# ENTRIES PROVIDED
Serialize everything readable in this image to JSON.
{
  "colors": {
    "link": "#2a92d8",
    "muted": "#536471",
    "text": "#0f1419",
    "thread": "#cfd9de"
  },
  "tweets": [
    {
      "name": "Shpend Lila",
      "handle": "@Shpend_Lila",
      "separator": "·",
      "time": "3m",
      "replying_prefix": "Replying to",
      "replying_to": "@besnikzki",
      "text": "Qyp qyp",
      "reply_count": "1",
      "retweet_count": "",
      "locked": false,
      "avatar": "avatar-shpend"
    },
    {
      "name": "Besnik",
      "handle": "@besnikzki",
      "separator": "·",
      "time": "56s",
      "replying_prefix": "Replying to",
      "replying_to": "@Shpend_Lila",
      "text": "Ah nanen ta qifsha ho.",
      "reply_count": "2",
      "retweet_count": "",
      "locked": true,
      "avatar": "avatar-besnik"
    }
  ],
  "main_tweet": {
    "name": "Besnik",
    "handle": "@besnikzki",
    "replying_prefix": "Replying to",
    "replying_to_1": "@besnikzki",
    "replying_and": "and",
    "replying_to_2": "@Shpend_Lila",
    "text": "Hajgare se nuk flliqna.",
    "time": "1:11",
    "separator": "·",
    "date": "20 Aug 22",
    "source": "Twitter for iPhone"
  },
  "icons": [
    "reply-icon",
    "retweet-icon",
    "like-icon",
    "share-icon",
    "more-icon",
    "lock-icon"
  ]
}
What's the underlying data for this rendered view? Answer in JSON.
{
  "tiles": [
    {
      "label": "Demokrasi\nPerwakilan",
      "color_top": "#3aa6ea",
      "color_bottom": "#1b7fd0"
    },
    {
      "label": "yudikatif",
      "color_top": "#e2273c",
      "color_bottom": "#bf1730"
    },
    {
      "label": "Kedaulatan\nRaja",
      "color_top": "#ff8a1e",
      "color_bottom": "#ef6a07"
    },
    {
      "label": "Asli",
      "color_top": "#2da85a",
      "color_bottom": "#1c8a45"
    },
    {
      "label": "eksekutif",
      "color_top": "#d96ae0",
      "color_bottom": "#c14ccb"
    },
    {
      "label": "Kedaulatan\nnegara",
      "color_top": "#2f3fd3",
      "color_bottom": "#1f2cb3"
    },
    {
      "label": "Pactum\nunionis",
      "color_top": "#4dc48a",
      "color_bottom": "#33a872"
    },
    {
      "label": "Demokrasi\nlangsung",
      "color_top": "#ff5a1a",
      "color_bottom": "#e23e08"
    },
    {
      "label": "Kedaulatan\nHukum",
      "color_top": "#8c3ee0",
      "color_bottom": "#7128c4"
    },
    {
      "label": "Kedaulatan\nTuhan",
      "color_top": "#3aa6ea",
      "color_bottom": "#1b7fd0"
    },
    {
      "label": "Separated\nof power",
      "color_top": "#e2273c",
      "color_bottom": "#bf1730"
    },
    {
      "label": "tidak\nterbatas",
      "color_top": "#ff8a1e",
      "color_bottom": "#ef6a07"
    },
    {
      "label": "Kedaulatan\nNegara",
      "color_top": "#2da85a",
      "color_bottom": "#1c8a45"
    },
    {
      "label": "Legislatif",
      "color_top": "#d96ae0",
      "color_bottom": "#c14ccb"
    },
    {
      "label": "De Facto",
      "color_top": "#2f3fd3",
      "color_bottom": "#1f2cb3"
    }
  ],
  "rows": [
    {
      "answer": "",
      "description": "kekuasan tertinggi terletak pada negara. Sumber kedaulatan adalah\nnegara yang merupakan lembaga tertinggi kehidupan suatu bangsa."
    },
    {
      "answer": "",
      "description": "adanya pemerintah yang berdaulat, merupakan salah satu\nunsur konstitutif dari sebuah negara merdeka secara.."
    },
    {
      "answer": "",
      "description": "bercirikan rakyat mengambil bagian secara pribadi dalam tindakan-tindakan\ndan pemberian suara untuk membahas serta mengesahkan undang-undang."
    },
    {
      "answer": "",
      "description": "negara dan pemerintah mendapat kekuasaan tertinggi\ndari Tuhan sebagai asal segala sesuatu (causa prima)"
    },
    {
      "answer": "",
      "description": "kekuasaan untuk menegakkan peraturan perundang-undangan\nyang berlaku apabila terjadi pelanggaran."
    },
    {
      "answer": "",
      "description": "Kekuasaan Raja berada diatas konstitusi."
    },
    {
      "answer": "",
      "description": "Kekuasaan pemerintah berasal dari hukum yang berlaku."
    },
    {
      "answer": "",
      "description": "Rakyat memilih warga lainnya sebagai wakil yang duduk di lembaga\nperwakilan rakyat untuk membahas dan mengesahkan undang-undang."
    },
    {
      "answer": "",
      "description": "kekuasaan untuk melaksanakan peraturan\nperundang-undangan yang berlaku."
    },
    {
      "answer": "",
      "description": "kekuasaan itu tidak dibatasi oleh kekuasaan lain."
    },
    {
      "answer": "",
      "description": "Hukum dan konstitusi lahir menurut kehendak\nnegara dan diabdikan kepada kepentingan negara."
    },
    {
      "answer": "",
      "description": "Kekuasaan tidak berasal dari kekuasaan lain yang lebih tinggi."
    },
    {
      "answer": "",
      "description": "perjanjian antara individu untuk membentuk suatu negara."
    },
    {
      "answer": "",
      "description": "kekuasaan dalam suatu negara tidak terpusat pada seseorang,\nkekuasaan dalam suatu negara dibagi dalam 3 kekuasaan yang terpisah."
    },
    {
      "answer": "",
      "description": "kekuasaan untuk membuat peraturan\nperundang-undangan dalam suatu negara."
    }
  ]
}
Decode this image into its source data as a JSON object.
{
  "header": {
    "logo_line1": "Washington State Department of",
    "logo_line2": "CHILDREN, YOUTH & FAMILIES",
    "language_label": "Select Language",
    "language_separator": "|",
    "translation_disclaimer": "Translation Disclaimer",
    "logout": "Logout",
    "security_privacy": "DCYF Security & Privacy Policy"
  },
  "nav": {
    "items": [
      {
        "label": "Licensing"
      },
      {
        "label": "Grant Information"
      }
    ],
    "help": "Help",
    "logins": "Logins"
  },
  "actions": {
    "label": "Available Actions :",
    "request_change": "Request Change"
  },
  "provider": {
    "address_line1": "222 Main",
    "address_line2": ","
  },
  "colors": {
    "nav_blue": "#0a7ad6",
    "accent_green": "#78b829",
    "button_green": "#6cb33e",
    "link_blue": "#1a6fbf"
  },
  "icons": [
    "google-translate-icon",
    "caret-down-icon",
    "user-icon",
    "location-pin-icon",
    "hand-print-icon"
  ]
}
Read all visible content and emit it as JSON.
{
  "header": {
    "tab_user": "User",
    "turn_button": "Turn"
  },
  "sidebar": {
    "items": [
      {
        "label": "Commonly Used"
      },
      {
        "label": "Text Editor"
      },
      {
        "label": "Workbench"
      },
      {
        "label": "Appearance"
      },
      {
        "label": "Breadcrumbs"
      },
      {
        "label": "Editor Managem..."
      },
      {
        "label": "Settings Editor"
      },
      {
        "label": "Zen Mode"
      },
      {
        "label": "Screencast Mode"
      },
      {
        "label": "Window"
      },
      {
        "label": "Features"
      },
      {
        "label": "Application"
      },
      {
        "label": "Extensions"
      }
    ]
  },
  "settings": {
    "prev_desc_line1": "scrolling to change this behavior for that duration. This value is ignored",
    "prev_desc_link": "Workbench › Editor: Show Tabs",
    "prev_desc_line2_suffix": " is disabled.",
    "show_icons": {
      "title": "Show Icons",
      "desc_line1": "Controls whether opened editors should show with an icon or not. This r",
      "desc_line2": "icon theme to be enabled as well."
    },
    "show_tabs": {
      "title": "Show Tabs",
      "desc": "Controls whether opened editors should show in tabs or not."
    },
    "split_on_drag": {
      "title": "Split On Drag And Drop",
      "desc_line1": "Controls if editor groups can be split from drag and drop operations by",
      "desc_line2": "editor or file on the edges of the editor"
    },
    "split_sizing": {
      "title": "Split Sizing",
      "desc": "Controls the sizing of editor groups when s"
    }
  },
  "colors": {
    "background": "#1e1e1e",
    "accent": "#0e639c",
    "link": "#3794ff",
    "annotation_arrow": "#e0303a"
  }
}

# GOAL
Count the lines of the data that include the string "Controls", and give only that number.

# COMPLETED TASK
4